* START SUPPLIED RECORDS *
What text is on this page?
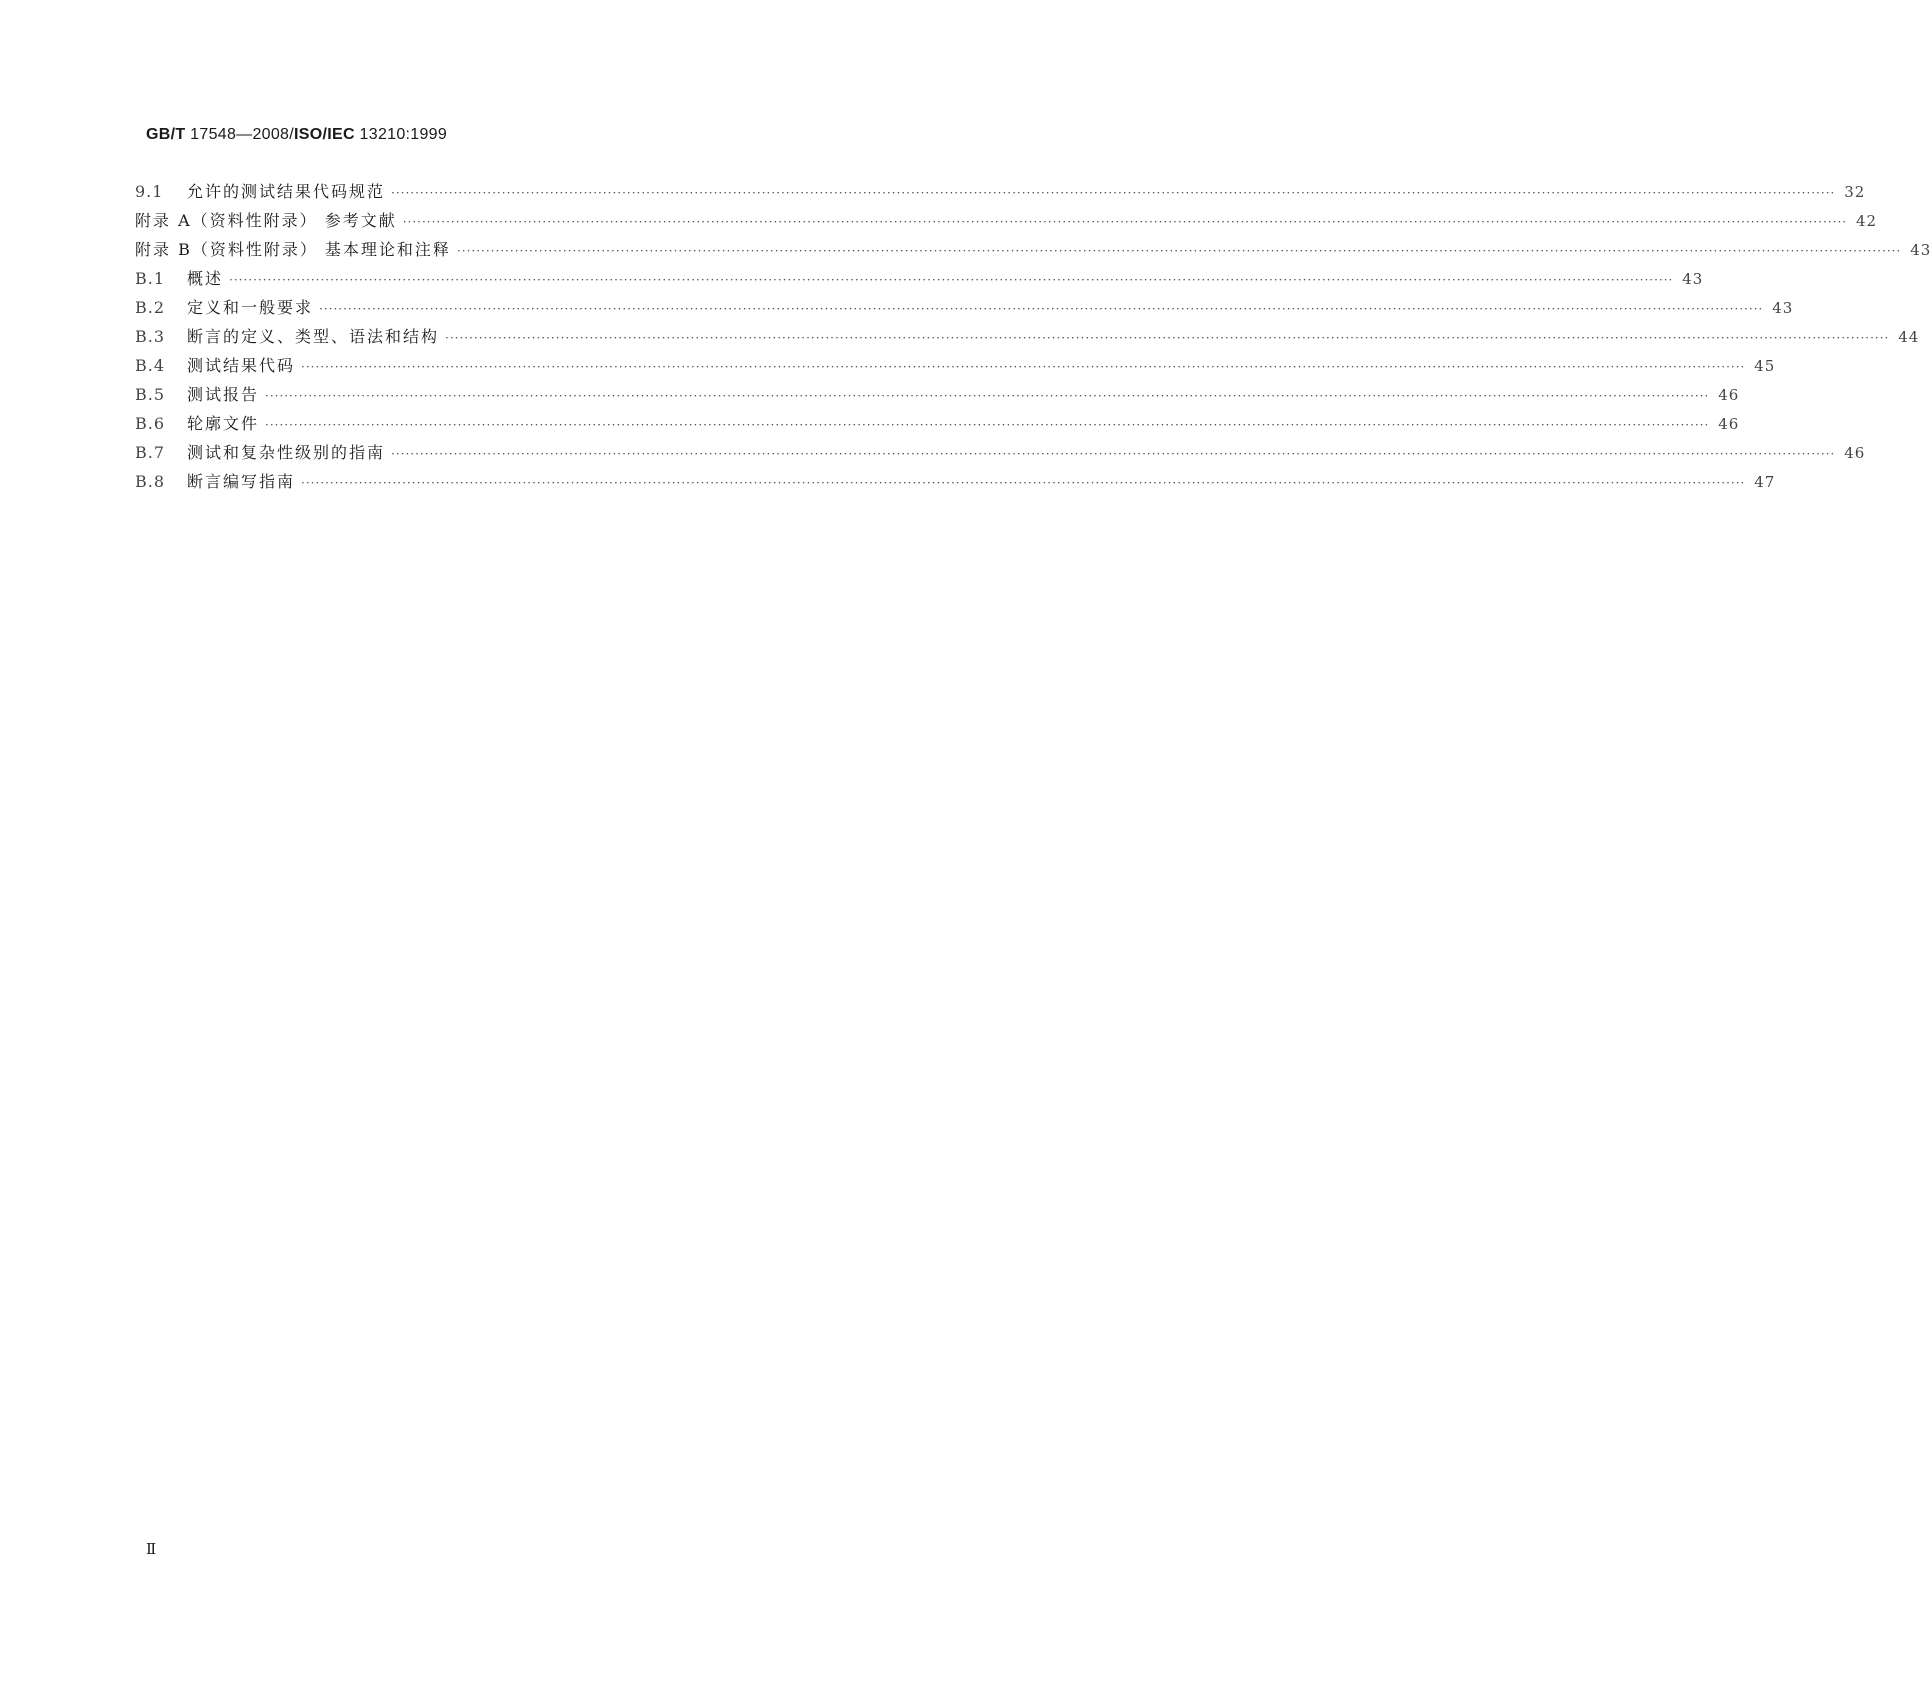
GB/T 17548—2008/ISO/IEC 13210:1999
9.1	允许的测试结果代码规范 ············································································································································································································································································································ 32
附录 A（资料性附录） 参考文献 ············································································································································································································································································································ 42
附录 B（资料性附录） 基本理论和注释 ············································································································································································································································································································ 43
B.1	概述 ············································································································································································································································································································ 43
B.2	定义和一般要求 ············································································································································································································································································································ 43
B.3	断言的定义、类型、语法和结构 ············································································································································································································································································································ 44
B.4	测试结果代码 ············································································································································································································································································································ 45
B.5	测试报告 ············································································································································································································································································································ 46
B.6	轮廓文件 ············································································································································································································································································································ 46
B.7	测试和复杂性级别的指南 ············································································································································································································································································································ 46
B.8	断言编写指南 ············································································································································································································································································································ 47
Ⅱ
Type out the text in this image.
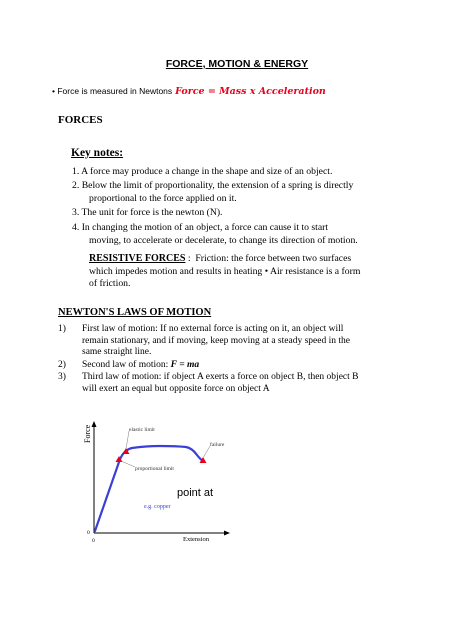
FORCE, MOTION & ENERGY
• Force is measured in Newtons Force = Mass x Acceleration
FORCES
Key notes:
1. A force may produce a change in the shape and size of an object.
2. Below the limit of proportionality, the extension of a spring is directly
proportional to the force applied on it.
3. The unit for force is the newton (N).
4. In changing the motion of an object, a force can cause it to start
moving, to accelerate or decelerate, to change its direction of motion.
RESISTIVE FORCES : Friction: the force between two surfaces which impedes motion and results in heating • Air resistance is a form of friction.
NEWTON'S LAWS OF MOTION
1) First law of motion: If no external force is acting on it, an object will
remain stationary, and if moving, keep moving at a steady speed in the
same straight line.
2) Second law of motion: F = ma
3) Third law of motion: if object A exerts a force on object B, then object B
will exert an equal but opposite force on object A
Force
Extension
0
0
elastic limit
failure
proportional limit
point at
e.g. copper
* END SUPPLIED RECORDS *
TASK DETAILS.
Check each line of the entries for the string "object". Copy the lines that have it.

FINAL RESULT.
1. A force may produce a change in the shape and size of an object.
4. In changing the motion of an object, a force can cause it to start
1) First law of motion: If no external force is acting on it, an object will
3) Third law of motion: if object A exerts a force on object B, then object B
will exert an equal but opposite force on object A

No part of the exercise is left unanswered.